* [Source passage]
Start

As you know, the roots of jazz come from West African and Arab cultures.
The researcher Gunnar Lindgren wrote an article on this topic that was published on the Internet, (which Professor Andrew Shenton emailed to me). Lindgren mentions in his research that Blues come from the word “BLA” which meant “black” in old West African language. I also found that the roots from the word “blues” come from the Arabic language, because BALA AZRAQ in Arabic means dark blue which refers to what we might translate as sadness, catastrophe, or calamity.

I have heard here in our jazz course some of vocal melisma which commons in Arabic singing style practically in blues and cool jazz. In general the voice of the cool singing sounds like an Arabic sliding chant, especially the style of Ella Fitzgerald, or Chat Baker.
I noticed also that the instrumental performance included many ornamental tones, which the musician added to the skeleton of the main melody. The musicians enrich the melody when they articulate the tones in vibrato. They also add many protamento and glissando between the tones. e.g. Louis Armstrong, Dizzy Gillenspie and Charlie Parker.
The following are some of the similar elements:
1. In common cases the tone pitches in Arabic music are of unequal temperament, making the intervals between the tones inexact, theses intervals are measured approximately in cent units such as: the 1/2 tone equal approximately to 100 cent, and the whole tone 200 cent. And also 3/4 tone (which only exists in the Arabic Quarter Maqamat) is equal to approximately 150 cent.
2. There are many tonal ornaments in instrumental melodies and some vocal melisma in singing styles.
3. The musicians exaggerate their use of vibrato.
4. The musicians exaggerate the articulation of portamento and glissando.
5. If the musicians repeat one melody in unison or coupled octaves, you will hear features of heterophony— each melody will have different details of ornamentation and timing of trill.
6. The syncopation of rhythm and spontaneous improvisation are common in both jazz and Arabic music.

End

[Raw items]
Start

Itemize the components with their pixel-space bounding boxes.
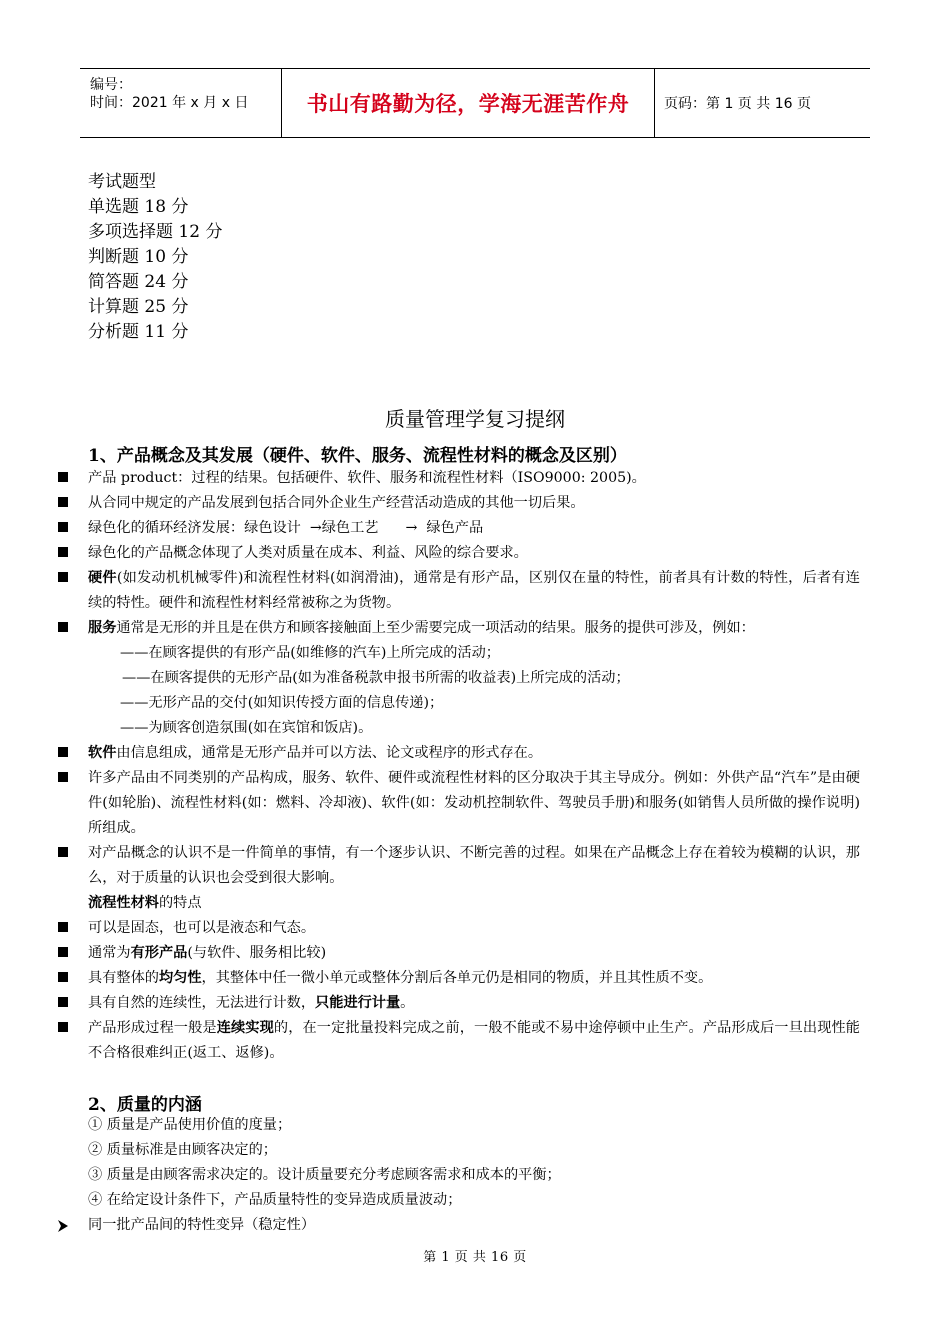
term-flow-material: 流程性材料 (88, 895, 159, 911)
motto: 书山有路勤为径，学海无涯苦作舟 (306, 92, 630, 116)
paragraph-text: 通常是无形的并且是在供方和顾客接触面上至少需要完成一项活动的结果。服务的提供可涉及，例如： (116, 620, 755, 636)
term-hardware: 硬件 (88, 570, 117, 586)
exam-item: 计算题 25 分 (88, 297, 189, 317)
bullet-icon (58, 922, 68, 932)
header-meta-cell (80, 69, 282, 137)
paragraph: 可以是固态，也可以是液态和气态。 (88, 920, 316, 936)
bullet-icon (58, 972, 68, 982)
page-header (80, 68, 870, 138)
paragraph-text: 的，在一定批量投料完成之前，一般不能或不易中途停顿中止生产。产品形成后一旦出现性能不合格很难纠正(返工、返修)。 (88, 1020, 860, 1061)
paragraph (88, 1016, 860, 1066)
paragraph-text: 通常为 (88, 945, 131, 961)
term-software: 软件 (88, 745, 117, 761)
section-1-heading: 1、产品概念及其发展（硬件、软件、服务、流程性材料的概念及区别） (88, 446, 627, 466)
sub-item: ——为顾客创造氛围(如在宾馆和饭店)。 (120, 720, 373, 736)
paragraph-text: ，其整体中任一微小单元或整体分割后各单元仍是相同的物质，并且其性质不变。 (201, 970, 713, 986)
paragraph (88, 616, 860, 641)
arrow-bullet-icon (57, 1213, 69, 1237)
exam-item: 简答题 24 分 (88, 272, 189, 292)
paragraph: ④ 在给定设计条件下，产品质量特性的变异造成质量波动； (88, 1192, 462, 1208)
paragraph-text: 产品形成过程一般是 (88, 1020, 217, 1036)
page-footer: 第 1 页 共 16 页 (423, 1250, 527, 1265)
paragraph-text: (如发动机机械零件)和流程性材料(如润滑油)，通常是有形产品，区别仅在量的特性，前者具有计数的特性，后者有连续的特性。硬件和流程性材料经常被称之为货物。 (88, 570, 860, 611)
exam-item: 分析题 11 分 (88, 322, 189, 342)
paragraph: 绿色化的产品概念体现了人类对质量在成本、利益、风险的综合要求。 (88, 545, 528, 561)
bullet-icon (58, 547, 68, 557)
sub-item: ——在顾客提供的有形产品(如维修的汽车)上所完成的活动； (120, 645, 500, 661)
sub-item: ——在顾客提供的无形产品(如为准备税款申报书所需的收益表)上所完成的活动； (122, 670, 630, 686)
bullet-icon (58, 497, 68, 507)
paragraph: 对产品概念的认识不是一件简单的事情，有一个逐步认识、不断完善的过程。如果在产品概念上存在着较为模糊的认识，那么，对于质量的认识也会受到很大影响。 (88, 845, 860, 886)
sub-item: ——无形产品的交付(如知识传授方面的信息传递)； (120, 695, 444, 711)
paragraph-text: (与软件、服务相比较) (187, 945, 327, 961)
paragraph: 同一批产品间的特性变异（稳定性） (88, 1217, 316, 1233)
page-number-label: 页码：第 1 页 共 16 页 (664, 96, 811, 112)
paragraph-text: 由信息组成，通常是无形产品并可以方法、论文或程序的形式存在。 (116, 745, 543, 761)
term-service: 服务 (88, 620, 117, 636)
paragraph-text: 的特点 (158, 895, 202, 911)
bullet-icon (58, 772, 68, 782)
paragraph (88, 891, 860, 916)
paragraph: 产品 product：过程的结果。包括硬件、软件、服务和流程性材料（ISO9000: 2005)。 (88, 470, 646, 486)
paragraph: ② 质量标准是由顾客决定的； (88, 1142, 277, 1158)
paragraph (88, 566, 860, 616)
paragraph (88, 741, 860, 766)
paragraph (88, 966, 860, 991)
bullet-icon (58, 472, 68, 482)
document-title: 质量管理学复习提纲 (385, 407, 565, 431)
bullet-icon (58, 747, 68, 757)
emphasis: 均匀性 (158, 970, 202, 986)
bullet-icon (58, 622, 68, 632)
emphasis: 连续实现 (216, 1020, 274, 1036)
paragraph: ① 质量是产品使用价值的度量； (88, 1117, 292, 1133)
exam-item: 判断题 10 分 (88, 247, 189, 267)
code-label: 编号： (90, 77, 132, 93)
header-motto-cell (282, 69, 655, 137)
exam-item: 单选题 18 分 (88, 197, 189, 217)
paragraph: 从合同中规定的产品发展到包括合同外企业生产经营活动造成的其他一切后果。 (88, 495, 585, 511)
bullet-icon (58, 997, 68, 1007)
emphasis: 只能进行计量 (315, 995, 401, 1011)
exam-item: 多项选择题 12 分 (88, 222, 223, 242)
paragraph: 绿色化的循环经济发展：绿色设计 →绿色工艺 → 绿色产品 (88, 520, 484, 536)
paragraph-text: 具有自然的连续性，无法进行计数， (88, 995, 316, 1011)
section-2-heading: 2、质量的内涵 (88, 1095, 202, 1115)
paragraph-text: 。 (400, 995, 415, 1011)
paragraph: 许多产品由不同类别的产品构成，服务、软件、硬件或流程性材料的区分取决于其主导成分。例如：外供产品“汽车”是由硬件(如轮胎)、流程性材料(如：燃料、冷却液)、软件(如：发动机控制软件、驾驶员手册)和服务(如销售人员所做的操作说明)所组成。 (88, 770, 860, 836)
emphasis: 有形产品 (130, 945, 188, 961)
bullet-icon (58, 1022, 68, 1032)
paragraph-text: 具有整体的 (88, 970, 159, 986)
bullet-icon (58, 947, 68, 957)
exam-types (88, 170, 222, 345)
bullet-icon (58, 522, 68, 532)
exam-heading: 考试题型 (88, 172, 156, 192)
paragraph (88, 941, 860, 966)
bullet-icon (58, 572, 68, 582)
bullet-icon (58, 847, 68, 857)
time-label: 时间：2021 年 x 月 x 日 (90, 95, 249, 111)
paragraph: ③ 质量是由顾客需求决定的。设计质量要充分考虑顾客需求和成本的平衡； (88, 1167, 561, 1183)
paragraph (88, 991, 860, 1016)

End

* [Your instructions] Output the passage on jazz and Arabic music word for word, beginning at the words "As you know, the" and stopping after the words "or Chat Baker.". The items aren't needed for any of this.

* [Final answer]
As you know, the roots of jazz come from West African and Arab cultures.
The researcher Gunnar Lindgren wrote an article on this topic that was published on the Internet, (which Professor Andrew Shenton emailed to me). Lindgren mentions in his research that Blues come from the word “BLA” which meant “black” in old West African language. I also found that the roots from the word “blues” come from the Arabic language, because BALA AZRAQ in Arabic means dark blue which refers to what we might translate as sadness, catastrophe, or calamity.

I have heard here in our jazz course some of vocal melisma which commons in Arabic singing style practically in blues and cool jazz. In general the voice of the cool singing sounds like an Arabic sliding chant, especially the style of Ella Fitzgerald, or Chat Baker.